SET EXERCISE: State how many lines of the entries hold the string "true", and output nothing but that count.

DATASET RECORDS:
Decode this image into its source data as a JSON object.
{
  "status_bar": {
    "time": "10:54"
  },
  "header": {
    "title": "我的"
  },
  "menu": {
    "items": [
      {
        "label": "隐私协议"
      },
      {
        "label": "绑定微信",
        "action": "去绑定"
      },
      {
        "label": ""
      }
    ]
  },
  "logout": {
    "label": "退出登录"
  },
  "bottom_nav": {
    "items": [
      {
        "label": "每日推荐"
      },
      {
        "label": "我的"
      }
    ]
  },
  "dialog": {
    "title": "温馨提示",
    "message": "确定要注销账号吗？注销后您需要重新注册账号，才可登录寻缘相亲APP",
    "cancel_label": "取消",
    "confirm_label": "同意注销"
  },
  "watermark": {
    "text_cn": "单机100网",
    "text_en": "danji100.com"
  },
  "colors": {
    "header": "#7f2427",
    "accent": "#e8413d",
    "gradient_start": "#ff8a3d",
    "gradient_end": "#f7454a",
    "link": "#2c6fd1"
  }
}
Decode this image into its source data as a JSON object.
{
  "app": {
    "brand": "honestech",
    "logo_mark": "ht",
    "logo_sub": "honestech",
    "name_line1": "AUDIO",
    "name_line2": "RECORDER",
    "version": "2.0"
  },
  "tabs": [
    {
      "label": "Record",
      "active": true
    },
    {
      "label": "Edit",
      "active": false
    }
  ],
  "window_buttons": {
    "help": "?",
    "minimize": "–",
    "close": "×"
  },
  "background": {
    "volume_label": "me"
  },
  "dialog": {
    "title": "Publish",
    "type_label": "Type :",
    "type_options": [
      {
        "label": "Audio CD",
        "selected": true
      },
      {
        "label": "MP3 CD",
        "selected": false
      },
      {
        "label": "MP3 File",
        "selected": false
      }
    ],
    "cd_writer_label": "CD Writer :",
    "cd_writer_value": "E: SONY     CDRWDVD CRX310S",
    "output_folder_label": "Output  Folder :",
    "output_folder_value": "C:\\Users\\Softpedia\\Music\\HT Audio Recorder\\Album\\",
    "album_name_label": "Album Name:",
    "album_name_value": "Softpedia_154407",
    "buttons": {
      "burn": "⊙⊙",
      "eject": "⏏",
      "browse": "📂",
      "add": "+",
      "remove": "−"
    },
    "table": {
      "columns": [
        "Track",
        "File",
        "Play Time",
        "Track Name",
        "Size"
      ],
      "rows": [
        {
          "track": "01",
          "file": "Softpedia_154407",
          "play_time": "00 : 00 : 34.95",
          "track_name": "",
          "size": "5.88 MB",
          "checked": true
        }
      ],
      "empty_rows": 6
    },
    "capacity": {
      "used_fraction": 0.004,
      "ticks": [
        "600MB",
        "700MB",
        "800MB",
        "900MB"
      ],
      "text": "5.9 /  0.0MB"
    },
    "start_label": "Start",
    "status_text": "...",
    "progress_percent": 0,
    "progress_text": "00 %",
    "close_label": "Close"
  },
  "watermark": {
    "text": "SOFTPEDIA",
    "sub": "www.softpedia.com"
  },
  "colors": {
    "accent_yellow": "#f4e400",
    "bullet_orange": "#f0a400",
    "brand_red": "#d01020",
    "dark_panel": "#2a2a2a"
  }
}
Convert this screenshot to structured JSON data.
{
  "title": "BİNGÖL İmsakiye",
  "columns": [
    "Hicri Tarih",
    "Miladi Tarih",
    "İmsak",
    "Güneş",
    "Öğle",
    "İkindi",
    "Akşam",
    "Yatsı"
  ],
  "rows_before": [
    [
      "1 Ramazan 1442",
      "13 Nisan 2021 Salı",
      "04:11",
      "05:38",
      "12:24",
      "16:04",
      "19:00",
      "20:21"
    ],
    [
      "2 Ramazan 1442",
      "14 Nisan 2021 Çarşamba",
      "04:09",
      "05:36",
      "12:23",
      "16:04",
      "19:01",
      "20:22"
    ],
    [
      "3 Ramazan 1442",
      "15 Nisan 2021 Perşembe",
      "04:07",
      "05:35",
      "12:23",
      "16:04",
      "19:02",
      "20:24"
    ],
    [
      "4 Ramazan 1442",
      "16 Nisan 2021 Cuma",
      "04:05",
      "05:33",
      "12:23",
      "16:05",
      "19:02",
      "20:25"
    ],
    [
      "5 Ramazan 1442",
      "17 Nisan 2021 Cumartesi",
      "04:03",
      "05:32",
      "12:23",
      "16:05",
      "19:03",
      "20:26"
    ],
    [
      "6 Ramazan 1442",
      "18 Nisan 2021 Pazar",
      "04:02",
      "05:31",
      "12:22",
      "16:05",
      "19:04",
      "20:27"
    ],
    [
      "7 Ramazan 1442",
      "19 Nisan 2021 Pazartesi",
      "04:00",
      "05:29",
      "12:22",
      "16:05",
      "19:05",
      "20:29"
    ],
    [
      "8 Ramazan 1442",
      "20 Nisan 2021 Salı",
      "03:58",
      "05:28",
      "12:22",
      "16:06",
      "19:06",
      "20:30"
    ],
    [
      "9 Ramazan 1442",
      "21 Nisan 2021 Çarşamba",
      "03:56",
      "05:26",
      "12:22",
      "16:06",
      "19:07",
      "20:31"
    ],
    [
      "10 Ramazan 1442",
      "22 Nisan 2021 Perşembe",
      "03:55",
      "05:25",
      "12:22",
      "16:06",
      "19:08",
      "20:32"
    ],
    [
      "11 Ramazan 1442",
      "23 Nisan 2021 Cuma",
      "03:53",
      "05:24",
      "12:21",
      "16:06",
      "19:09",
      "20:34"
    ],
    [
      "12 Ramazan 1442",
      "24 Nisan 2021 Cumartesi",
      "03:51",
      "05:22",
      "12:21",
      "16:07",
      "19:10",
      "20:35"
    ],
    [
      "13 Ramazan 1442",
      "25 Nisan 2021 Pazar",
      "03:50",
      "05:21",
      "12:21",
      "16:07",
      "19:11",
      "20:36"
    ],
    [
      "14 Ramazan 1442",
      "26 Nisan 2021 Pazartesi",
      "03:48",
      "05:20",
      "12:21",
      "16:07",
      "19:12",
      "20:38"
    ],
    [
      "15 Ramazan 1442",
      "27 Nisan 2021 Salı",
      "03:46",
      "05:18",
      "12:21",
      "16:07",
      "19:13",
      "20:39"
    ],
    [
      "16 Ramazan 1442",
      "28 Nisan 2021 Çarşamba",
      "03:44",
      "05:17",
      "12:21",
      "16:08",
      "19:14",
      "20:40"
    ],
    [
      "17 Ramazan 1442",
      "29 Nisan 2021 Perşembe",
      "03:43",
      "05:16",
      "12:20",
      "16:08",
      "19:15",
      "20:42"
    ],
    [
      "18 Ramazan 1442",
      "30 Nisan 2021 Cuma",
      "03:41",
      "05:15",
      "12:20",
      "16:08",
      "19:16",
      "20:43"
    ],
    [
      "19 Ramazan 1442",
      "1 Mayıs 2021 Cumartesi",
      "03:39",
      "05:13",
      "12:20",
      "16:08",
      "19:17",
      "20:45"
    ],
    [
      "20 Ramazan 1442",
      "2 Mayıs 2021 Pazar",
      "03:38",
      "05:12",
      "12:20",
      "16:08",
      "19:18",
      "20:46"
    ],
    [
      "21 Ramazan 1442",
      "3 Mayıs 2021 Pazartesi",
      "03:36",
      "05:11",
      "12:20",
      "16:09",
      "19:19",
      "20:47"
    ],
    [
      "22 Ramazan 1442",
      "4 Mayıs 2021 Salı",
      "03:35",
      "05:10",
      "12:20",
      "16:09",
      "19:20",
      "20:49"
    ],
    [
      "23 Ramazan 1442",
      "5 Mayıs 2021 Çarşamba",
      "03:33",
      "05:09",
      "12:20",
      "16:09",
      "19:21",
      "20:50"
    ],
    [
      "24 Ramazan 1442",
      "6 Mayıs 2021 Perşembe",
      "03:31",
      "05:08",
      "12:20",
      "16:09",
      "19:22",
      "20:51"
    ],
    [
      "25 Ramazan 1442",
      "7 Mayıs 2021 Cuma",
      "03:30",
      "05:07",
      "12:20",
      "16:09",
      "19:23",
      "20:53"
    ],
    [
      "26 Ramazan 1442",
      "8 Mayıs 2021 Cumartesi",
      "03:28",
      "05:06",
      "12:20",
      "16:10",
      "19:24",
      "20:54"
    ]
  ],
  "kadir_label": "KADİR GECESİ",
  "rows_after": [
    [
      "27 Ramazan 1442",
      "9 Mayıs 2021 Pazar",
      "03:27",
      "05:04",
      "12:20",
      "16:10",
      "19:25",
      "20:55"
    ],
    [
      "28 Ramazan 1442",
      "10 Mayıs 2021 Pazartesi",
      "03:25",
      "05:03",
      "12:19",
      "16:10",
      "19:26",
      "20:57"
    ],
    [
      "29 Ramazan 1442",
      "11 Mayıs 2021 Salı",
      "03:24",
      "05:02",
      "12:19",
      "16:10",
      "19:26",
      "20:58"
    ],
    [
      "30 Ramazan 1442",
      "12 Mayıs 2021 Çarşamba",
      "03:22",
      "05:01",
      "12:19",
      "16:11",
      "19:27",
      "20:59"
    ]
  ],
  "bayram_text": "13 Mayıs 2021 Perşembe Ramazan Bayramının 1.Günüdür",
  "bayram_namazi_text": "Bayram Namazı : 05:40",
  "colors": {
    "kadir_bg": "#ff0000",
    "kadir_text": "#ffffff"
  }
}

SOLUTION BELOW: 3